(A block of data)
<<<<

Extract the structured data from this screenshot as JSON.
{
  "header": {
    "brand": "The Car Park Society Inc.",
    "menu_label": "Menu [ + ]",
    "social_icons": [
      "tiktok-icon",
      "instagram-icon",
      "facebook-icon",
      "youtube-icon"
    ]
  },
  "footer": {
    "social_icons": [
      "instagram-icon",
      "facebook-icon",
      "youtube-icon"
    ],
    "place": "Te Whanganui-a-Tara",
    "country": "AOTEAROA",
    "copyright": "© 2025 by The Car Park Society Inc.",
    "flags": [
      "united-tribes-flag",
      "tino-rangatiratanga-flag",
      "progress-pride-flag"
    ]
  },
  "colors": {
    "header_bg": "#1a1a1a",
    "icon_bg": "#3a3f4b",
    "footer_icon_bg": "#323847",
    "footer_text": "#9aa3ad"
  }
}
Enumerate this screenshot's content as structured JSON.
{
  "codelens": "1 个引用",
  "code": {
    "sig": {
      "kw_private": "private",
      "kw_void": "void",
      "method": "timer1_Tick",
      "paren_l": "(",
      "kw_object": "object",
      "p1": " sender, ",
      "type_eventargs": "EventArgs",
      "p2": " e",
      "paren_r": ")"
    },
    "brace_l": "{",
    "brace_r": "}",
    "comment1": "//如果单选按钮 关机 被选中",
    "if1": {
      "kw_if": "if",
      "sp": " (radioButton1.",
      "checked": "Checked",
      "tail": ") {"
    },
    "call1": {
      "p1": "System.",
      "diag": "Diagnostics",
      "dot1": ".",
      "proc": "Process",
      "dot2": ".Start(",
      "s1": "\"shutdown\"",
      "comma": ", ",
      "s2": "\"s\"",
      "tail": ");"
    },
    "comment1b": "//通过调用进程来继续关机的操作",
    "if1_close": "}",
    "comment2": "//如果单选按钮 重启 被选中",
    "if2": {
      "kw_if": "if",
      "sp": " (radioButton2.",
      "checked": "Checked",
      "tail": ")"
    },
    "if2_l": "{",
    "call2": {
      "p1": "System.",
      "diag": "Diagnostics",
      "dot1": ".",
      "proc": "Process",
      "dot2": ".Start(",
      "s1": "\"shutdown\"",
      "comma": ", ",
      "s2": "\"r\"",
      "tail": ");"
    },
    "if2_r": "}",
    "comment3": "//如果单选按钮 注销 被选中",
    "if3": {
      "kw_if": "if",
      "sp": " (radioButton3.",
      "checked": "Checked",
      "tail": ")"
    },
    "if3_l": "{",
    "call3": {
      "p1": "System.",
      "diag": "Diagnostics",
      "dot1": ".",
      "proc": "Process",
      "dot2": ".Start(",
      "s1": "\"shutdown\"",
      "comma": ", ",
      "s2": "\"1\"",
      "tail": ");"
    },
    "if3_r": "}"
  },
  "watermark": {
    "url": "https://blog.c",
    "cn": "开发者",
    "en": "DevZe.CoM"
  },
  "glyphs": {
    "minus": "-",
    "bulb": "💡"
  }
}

>>>>

Exercise goal:
Write the data from above out again, exactly.

Written response:
Extract the structured data from this screenshot as JSON.
{
  "header": {
    "brand": "The Car Park Society Inc.",
    "menu_label": "Menu [ + ]",
    "social_icons": [
      "tiktok-icon",
      "instagram-icon",
      "facebook-icon",
      "youtube-icon"
    ]
  },
  "footer": {
    "social_icons": [
      "instagram-icon",
      "facebook-icon",
      "youtube-icon"
    ],
    "place": "Te Whanganui-a-Tara",
    "country": "AOTEAROA",
    "copyright": "© 2025 by The Car Park Society Inc.",
    "flags": [
      "united-tribes-flag",
      "tino-rangatiratanga-flag",
      "progress-pride-flag"
    ]
  },
  "colors": {
    "header_bg": "#1a1a1a",
    "icon_bg": "#3a3f4b",
    "footer_icon_bg": "#323847",
    "footer_text": "#9aa3ad"
  }
}
Enumerate this screenshot's content as structured JSON.
{
  "codelens": "1 个引用",
  "code": {
    "sig": {
      "kw_private": "private",
      "kw_void": "void",
      "method": "timer1_Tick",
      "paren_l": "(",
      "kw_object": "object",
      "p1": " sender, ",
      "type_eventargs": "EventArgs",
      "p2": " e",
      "paren_r": ")"
    },
    "brace_l": "{",
    "brace_r": "}",
    "comment1": "//如果单选按钮 关机 被选中",
    "if1": {
      "kw_if": "if",
      "sp": " (radioButton1.",
      "checked": "Checked",
      "tail": ") {"
    },
    "call1": {
      "p1": "System.",
      "diag": "Diagnostics",
      "dot1": ".",
      "proc": "Process",
      "dot2": ".Start(",
      "s1": "\"shutdown\"",
      "comma": ", ",
      "s2": "\"s\"",
      "tail": ");"
    },
    "comment1b": "//通过调用进程来继续关机的操作",
    "if1_close": "}",
    "comment2": "//如果单选按钮 重启 被选中",
    "if2": {
      "kw_if": "if",
      "sp": " (radioButton2.",
      "checked": "Checked",
      "tail": ")"
    },
    "if2_l": "{",
    "call2": {
      "p1": "System.",
      "diag": "Diagnostics",
      "dot1": ".",
      "proc": "Process",
      "dot2": ".Start(",
      "s1": "\"shutdown\"",
      "comma": ", ",
      "s2": "\"r\"",
      "tail": ");"
    },
    "if2_r": "}",
    "comment3": "//如果单选按钮 注销 被选中",
    "if3": {
      "kw_if": "if",
      "sp": " (radioButton3.",
      "checked": "Checked",
      "tail": ")"
    },
    "if3_l": "{",
    "call3": {
      "p1": "System.",
      "diag": "Diagnostics",
      "dot1": ".",
      "proc": "Process",
      "dot2": ".Start(",
      "s1": "\"shutdown\"",
      "comma": ", ",
      "s2": "\"1\"",
      "tail": ");"
    },
    "if3_r": "}"
  },
  "watermark": {
    "url": "https://blog.c",
    "cn": "开发者",
    "en": "DevZe.CoM"
  },
  "glyphs": {
    "minus": "-",
    "bulb": "💡"
  }
}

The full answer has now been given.